Starting at the line that holds "Serialize everything readable", copy every line exactly through the end of the data, and no others.
[Begin SUPPLIED ENTRIES]
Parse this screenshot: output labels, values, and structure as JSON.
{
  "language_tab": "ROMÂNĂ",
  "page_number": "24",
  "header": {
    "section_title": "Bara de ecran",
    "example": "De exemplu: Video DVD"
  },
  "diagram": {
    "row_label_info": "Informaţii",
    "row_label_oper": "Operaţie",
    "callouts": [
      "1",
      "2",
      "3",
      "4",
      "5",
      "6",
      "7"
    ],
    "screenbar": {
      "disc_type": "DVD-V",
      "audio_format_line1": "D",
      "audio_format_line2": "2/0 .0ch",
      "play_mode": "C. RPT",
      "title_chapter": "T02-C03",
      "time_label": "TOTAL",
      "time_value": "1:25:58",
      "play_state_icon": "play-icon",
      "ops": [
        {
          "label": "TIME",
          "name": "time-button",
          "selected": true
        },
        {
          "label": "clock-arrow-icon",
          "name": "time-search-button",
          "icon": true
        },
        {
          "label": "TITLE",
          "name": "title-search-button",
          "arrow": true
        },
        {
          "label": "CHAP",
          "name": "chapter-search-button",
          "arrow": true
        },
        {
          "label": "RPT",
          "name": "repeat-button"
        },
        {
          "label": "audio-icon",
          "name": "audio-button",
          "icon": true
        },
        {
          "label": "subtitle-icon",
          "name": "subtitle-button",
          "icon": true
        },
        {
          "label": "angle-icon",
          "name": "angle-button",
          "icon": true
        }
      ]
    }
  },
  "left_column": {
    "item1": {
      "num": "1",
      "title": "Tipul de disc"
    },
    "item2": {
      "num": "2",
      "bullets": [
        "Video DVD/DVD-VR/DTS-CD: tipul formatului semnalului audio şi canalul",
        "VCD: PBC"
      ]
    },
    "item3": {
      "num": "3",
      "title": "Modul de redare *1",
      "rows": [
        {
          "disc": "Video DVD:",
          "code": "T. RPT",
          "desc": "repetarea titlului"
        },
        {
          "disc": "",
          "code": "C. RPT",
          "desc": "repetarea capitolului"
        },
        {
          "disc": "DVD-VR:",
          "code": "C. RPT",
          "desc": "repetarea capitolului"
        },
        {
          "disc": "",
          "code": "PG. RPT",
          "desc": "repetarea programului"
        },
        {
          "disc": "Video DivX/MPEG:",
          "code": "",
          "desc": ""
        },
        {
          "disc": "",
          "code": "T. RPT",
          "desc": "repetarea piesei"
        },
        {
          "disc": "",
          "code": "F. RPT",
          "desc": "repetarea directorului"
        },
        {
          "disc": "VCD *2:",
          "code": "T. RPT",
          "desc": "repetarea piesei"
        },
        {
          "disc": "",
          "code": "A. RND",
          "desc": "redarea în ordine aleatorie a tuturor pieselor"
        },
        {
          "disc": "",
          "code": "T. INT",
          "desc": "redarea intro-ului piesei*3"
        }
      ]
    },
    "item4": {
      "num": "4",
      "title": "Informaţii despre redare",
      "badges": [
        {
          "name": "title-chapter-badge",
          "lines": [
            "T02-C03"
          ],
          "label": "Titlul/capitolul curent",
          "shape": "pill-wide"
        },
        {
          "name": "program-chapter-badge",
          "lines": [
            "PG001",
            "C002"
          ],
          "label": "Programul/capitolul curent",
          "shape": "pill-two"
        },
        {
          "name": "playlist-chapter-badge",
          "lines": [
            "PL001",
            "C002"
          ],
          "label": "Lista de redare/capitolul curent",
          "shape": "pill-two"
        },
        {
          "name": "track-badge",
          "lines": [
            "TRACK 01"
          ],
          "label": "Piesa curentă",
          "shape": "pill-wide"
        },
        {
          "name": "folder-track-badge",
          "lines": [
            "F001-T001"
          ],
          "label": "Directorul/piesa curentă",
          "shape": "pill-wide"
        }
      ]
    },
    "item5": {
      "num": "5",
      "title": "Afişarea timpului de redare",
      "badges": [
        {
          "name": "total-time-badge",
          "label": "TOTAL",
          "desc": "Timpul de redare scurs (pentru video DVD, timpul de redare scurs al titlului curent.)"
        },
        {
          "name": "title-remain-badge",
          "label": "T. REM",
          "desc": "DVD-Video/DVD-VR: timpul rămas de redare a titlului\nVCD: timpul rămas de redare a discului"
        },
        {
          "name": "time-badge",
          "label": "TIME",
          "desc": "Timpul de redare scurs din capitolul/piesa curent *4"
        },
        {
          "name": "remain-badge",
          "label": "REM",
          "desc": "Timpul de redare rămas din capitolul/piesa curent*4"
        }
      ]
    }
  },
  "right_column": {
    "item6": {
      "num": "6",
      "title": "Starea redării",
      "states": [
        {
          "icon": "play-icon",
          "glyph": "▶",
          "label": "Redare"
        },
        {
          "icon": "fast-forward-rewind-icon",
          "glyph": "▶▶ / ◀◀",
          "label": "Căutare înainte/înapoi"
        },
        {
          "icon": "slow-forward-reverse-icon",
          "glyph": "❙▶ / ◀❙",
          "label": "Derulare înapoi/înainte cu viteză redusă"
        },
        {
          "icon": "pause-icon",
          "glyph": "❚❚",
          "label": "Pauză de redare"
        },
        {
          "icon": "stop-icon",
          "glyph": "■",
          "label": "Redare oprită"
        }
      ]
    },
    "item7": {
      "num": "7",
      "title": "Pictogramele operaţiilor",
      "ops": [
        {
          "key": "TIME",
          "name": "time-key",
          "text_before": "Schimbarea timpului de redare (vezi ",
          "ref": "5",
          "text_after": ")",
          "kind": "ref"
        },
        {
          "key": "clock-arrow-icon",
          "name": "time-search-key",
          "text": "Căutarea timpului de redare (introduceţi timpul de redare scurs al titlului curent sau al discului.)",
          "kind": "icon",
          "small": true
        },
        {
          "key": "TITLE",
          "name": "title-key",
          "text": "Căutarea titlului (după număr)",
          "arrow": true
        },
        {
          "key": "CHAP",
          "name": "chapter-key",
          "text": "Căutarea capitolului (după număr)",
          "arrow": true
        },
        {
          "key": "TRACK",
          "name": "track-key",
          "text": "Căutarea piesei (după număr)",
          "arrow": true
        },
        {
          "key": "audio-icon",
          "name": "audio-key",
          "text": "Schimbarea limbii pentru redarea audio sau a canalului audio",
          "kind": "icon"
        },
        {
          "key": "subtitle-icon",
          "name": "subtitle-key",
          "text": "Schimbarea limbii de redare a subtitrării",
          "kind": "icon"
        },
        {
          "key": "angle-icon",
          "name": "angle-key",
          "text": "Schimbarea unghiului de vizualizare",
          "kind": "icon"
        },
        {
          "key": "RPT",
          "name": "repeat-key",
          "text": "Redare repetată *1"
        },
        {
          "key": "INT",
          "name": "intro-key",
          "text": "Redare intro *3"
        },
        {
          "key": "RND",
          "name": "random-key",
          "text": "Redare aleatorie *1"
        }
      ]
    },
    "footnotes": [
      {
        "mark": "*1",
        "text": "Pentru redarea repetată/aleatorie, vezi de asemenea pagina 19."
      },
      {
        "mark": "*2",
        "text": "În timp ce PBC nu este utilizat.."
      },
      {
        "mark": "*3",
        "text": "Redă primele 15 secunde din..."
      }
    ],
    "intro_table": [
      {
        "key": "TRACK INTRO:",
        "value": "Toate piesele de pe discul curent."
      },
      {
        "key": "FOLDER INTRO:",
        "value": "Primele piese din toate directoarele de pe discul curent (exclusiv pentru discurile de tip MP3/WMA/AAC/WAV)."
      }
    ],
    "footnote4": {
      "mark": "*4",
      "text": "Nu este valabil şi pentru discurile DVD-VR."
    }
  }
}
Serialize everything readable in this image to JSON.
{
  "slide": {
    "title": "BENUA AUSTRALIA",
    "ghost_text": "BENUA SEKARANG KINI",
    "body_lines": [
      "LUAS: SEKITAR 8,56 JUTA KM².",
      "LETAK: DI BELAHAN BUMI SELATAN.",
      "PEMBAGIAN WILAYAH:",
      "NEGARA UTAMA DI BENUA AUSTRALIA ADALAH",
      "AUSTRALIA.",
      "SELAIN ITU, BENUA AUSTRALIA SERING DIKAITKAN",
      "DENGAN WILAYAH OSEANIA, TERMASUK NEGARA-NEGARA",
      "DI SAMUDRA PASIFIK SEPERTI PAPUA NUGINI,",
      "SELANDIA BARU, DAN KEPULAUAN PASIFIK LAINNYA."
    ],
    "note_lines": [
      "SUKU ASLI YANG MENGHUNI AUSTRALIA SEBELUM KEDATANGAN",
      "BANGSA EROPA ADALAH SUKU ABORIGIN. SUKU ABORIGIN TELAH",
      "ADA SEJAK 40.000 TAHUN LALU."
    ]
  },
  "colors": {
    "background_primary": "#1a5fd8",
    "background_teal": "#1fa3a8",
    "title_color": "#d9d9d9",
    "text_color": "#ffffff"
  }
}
[End SUPPLIED ENTRIES]
■ SOLVED EXERCISE ■
Serialize everything readable in this image to JSON.
{
  "slide": {
    "title": "BENUA AUSTRALIA",
    "ghost_text": "BENUA SEKARANG KINI",
    "body_lines": [
      "LUAS: SEKITAR 8,56 JUTA KM².",
      "LETAK: DI BELAHAN BUMI SELATAN.",
      "PEMBAGIAN WILAYAH:",
      "NEGARA UTAMA DI BENUA AUSTRALIA ADALAH",
      "AUSTRALIA.",
      "SELAIN ITU, BENUA AUSTRALIA SERING DIKAITKAN",
      "DENGAN WILAYAH OSEANIA, TERMASUK NEGARA-NEGARA",
      "DI SAMUDRA PASIFIK SEPERTI PAPUA NUGINI,",
      "SELANDIA BARU, DAN KEPULAUAN PASIFIK LAINNYA."
    ],
    "note_lines": [
      "SUKU ASLI YANG MENGHUNI AUSTRALIA SEBELUM KEDATANGAN",
      "BANGSA EROPA ADALAH SUKU ABORIGIN. SUKU ABORIGIN TELAH",
      "ADA SEJAK 40.000 TAHUN LALU."
    ]
  },
  "colors": {
    "background_primary": "#1a5fd8",
    "background_teal": "#1fa3a8",
    "title_color": "#d9d9d9",
    "text_color": "#ffffff"
  }
}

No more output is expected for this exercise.